(Collected data entries)
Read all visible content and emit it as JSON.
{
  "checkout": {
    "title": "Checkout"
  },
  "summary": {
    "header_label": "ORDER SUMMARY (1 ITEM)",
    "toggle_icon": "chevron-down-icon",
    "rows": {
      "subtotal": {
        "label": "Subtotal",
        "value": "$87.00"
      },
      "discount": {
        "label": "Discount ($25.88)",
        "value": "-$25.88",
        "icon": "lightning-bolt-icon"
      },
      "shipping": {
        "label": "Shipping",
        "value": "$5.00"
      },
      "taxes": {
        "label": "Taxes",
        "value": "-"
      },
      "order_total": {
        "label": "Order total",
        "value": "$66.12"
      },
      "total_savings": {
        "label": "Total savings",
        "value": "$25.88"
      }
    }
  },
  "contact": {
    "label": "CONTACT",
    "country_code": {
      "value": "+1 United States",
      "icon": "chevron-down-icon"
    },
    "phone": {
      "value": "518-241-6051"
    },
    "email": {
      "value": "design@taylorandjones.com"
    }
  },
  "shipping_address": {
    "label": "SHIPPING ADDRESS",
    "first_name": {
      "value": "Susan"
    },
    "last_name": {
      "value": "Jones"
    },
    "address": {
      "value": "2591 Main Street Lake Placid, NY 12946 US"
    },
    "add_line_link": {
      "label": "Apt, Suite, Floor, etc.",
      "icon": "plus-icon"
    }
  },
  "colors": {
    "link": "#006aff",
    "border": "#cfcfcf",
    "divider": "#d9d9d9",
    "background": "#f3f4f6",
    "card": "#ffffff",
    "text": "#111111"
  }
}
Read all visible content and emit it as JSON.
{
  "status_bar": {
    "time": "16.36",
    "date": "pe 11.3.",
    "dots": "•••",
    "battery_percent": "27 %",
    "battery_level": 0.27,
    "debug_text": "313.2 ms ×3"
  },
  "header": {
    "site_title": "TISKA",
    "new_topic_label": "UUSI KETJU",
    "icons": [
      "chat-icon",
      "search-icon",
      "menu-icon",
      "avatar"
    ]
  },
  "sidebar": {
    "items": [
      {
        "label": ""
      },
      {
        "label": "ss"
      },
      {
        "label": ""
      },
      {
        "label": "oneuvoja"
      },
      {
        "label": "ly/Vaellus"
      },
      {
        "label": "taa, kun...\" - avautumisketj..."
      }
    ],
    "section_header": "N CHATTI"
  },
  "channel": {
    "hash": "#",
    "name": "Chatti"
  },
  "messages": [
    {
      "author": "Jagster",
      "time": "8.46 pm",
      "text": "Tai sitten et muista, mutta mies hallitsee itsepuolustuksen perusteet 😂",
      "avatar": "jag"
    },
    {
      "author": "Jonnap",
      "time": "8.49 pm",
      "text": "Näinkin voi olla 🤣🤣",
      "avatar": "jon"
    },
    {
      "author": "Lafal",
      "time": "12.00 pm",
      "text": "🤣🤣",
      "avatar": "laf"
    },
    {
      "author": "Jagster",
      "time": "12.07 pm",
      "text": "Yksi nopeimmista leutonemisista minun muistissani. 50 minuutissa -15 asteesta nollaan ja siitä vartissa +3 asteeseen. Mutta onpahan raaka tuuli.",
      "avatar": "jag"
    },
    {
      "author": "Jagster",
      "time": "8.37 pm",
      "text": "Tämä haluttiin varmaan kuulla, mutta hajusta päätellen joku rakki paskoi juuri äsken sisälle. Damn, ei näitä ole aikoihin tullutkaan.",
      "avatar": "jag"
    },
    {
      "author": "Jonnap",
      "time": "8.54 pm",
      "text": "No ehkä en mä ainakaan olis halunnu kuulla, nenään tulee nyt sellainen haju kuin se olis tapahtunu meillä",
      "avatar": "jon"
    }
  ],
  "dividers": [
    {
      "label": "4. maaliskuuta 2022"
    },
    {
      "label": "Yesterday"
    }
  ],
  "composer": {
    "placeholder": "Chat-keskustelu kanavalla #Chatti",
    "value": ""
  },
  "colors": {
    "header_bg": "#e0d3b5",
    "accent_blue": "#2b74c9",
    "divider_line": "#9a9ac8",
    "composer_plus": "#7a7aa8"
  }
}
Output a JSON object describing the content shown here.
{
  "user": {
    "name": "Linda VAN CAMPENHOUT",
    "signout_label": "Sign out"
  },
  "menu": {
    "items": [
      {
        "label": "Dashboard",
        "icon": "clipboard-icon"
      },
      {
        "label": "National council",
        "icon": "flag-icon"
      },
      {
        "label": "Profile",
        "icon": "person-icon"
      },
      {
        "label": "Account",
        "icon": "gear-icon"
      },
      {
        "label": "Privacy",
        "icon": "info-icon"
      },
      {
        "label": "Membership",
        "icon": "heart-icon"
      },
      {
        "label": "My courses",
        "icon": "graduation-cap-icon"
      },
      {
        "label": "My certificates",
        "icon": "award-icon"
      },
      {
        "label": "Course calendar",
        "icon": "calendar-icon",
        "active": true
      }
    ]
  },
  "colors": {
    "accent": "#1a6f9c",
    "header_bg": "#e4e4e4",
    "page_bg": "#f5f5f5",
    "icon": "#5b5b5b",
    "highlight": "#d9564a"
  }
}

[Exercise details] Extract every entry in the listing word for word.

[Solution below]
Read all visible content and emit it as JSON.
{
  "checkout": {
    "title": "Checkout"
  },
  "summary": {
    "header_label": "ORDER SUMMARY (1 ITEM)",
    "toggle_icon": "chevron-down-icon",
    "rows": {
      "subtotal": {
        "label": "Subtotal",
        "value": "$87.00"
      },
      "discount": {
        "label": "Discount ($25.88)",
        "value": "-$25.88",
        "icon": "lightning-bolt-icon"
      },
      "shipping": {
        "label": "Shipping",
        "value": "$5.00"
      },
      "taxes": {
        "label": "Taxes",
        "value": "-"
      },
      "order_total": {
        "label": "Order total",
        "value": "$66.12"
      },
      "total_savings": {
        "label": "Total savings",
        "value": "$25.88"
      }
    }
  },
  "contact": {
    "label": "CONTACT",
    "country_code": {
      "value": "+1 United States",
      "icon": "chevron-down-icon"
    },
    "phone": {
      "value": "518-241-6051"
    },
    "email": {
      "value": "design@taylorandjones.com"
    }
  },
  "shipping_address": {
    "label": "SHIPPING ADDRESS",
    "first_name": {
      "value": "Susan"
    },
    "last_name": {
      "value": "Jones"
    },
    "address": {
      "value": "2591 Main Street Lake Placid, NY 12946 US"
    },
    "add_line_link": {
      "label": "Apt, Suite, Floor, etc.",
      "icon": "plus-icon"
    }
  },
  "colors": {
    "link": "#006aff",
    "border": "#cfcfcf",
    "divider": "#d9d9d9",
    "background": "#f3f4f6",
    "card": "#ffffff",
    "text": "#111111"
  }
}
Read all visible content and emit it as JSON.
{
  "status_bar": {
    "time": "16.36",
    "date": "pe 11.3.",
    "dots": "•••",
    "battery_percent": "27 %",
    "battery_level": 0.27,
    "debug_text": "313.2 ms ×3"
  },
  "header": {
    "site_title": "TISKA",
    "new_topic_label": "UUSI KETJU",
    "icons": [
      "chat-icon",
      "search-icon",
      "menu-icon",
      "avatar"
    ]
  },
  "sidebar": {
    "items": [
      {
        "label": ""
      },
      {
        "label": "ss"
      },
      {
        "label": ""
      },
      {
        "label": "oneuvoja"
      },
      {
        "label": "ly/Vaellus"
      },
      {
        "label": "taa, kun...\" - avautumisketj..."
      }
    ],
    "section_header": "N CHATTI"
  },
  "channel": {
    "hash": "#",
    "name": "Chatti"
  },
  "messages": [
    {
      "author": "Jagster",
      "time": "8.46 pm",
      "text": "Tai sitten et muista, mutta mies hallitsee itsepuolustuksen perusteet 😂",
      "avatar": "jag"
    },
    {
      "author": "Jonnap",
      "time": "8.49 pm",
      "text": "Näinkin voi olla 🤣🤣",
      "avatar": "jon"
    },
    {
      "author": "Lafal",
      "time": "12.00 pm",
      "text": "🤣🤣",
      "avatar": "laf"
    },
    {
      "author": "Jagster",
      "time": "12.07 pm",
      "text": "Yksi nopeimmista leutonemisista minun muistissani. 50 minuutissa -15 asteesta nollaan ja siitä vartissa +3 asteeseen. Mutta onpahan raaka tuuli.",
      "avatar": "jag"
    },
    {
      "author": "Jagster",
      "time": "8.37 pm",
      "text": "Tämä haluttiin varmaan kuulla, mutta hajusta päätellen joku rakki paskoi juuri äsken sisälle. Damn, ei näitä ole aikoihin tullutkaan.",
      "avatar": "jag"
    },
    {
      "author": "Jonnap",
      "time": "8.54 pm",
      "text": "No ehkä en mä ainakaan olis halunnu kuulla, nenään tulee nyt sellainen haju kuin se olis tapahtunu meillä",
      "avatar": "jon"
    }
  ],
  "dividers": [
    {
      "label": "4. maaliskuuta 2022"
    },
    {
      "label": "Yesterday"
    }
  ],
  "composer": {
    "placeholder": "Chat-keskustelu kanavalla #Chatti",
    "value": ""
  },
  "colors": {
    "header_bg": "#e0d3b5",
    "accent_blue": "#2b74c9",
    "divider_line": "#9a9ac8",
    "composer_plus": "#7a7aa8"
  }
}
Output a JSON object describing the content shown here.
{
  "user": {
    "name": "Linda VAN CAMPENHOUT",
    "signout_label": "Sign out"
  },
  "menu": {
    "items": [
      {
        "label": "Dashboard",
        "icon": "clipboard-icon"
      },
      {
        "label": "National council",
        "icon": "flag-icon"
      },
      {
        "label": "Profile",
        "icon": "person-icon"
      },
      {
        "label": "Account",
        "icon": "gear-icon"
      },
      {
        "label": "Privacy",
        "icon": "info-icon"
      },
      {
        "label": "Membership",
        "icon": "heart-icon"
      },
      {
        "label": "My courses",
        "icon": "graduation-cap-icon"
      },
      {
        "label": "My certificates",
        "icon": "award-icon"
      },
      {
        "label": "Course calendar",
        "icon": "calendar-icon",
        "active": true
      }
    ]
  },
  "colors": {
    "accent": "#1a6f9c",
    "header_bg": "#e4e4e4",
    "page_bg": "#f5f5f5",
    "icon": "#5b5b5b",
    "highlight": "#d9564a"
  }
}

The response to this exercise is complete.